Dataset entries
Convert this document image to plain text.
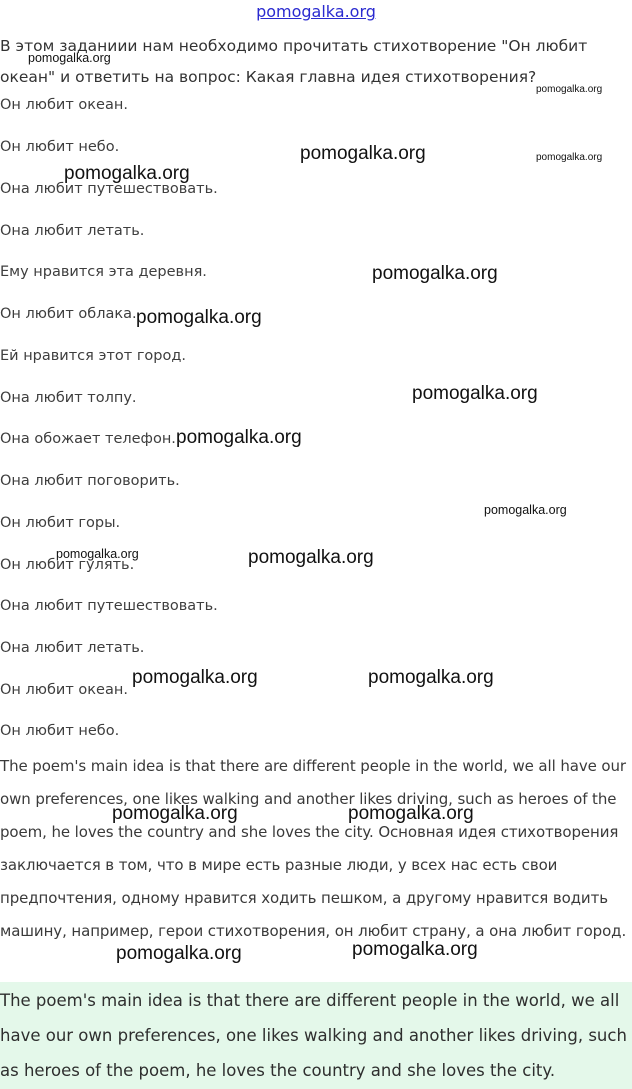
pomogalka.org
В этом заданиии нам необходимо прочитать стихотворение "Он любит океан" и ответить на вопрос: Какая главна идея стихотворения?
Он любит океан.
Он любит небо.
Она любит путешествовать.
Она любит летать.
Ему нравится эта деревня.
Он любит облака.
Ей нравится этот город.
Она любит толпу.
Она обожает телефон.
Она любит поговорить.
Он любит горы.
Он любит гулять.
Она любит путешествовать.
Она любит летать.
Он любит океан.
Он любит небо.
The poem's main idea is that there are different people in the world, we all have our own preferences, one likes walking and another likes driving, such as heroes of the poem, he loves the country and she loves the city. Основная идея стихотворения заключается в том, что в мире есть разные люди, у всех нас есть свои предпочтения, одному нравится ходить пешком, а другому нравится водить машину, например, герои стихотворения, он любит страну, а она любит город.
The poem's main idea is that there are different people in the world, we all have our own preferences, one likes walking and another likes driving, such as heroes of the poem, he loves the country and she loves the city.
pomogalka.org
pomogalka.org
pomogalka.org	pomogalka.org
pomogalka.org
pomogalka.org
pomogalka.org
pomogalka.org
pomogalka.org
pomogalka.org
pomogalka.org	pomogalka.org
pomogalka.org	pomogalka.org
pomogalka.org	pomogalka.org
pomogalka.org	pomogalka.org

| Task |
Of the lines in the entries, how many include the word "стихотворения"? State only the number.

| Answer below |
2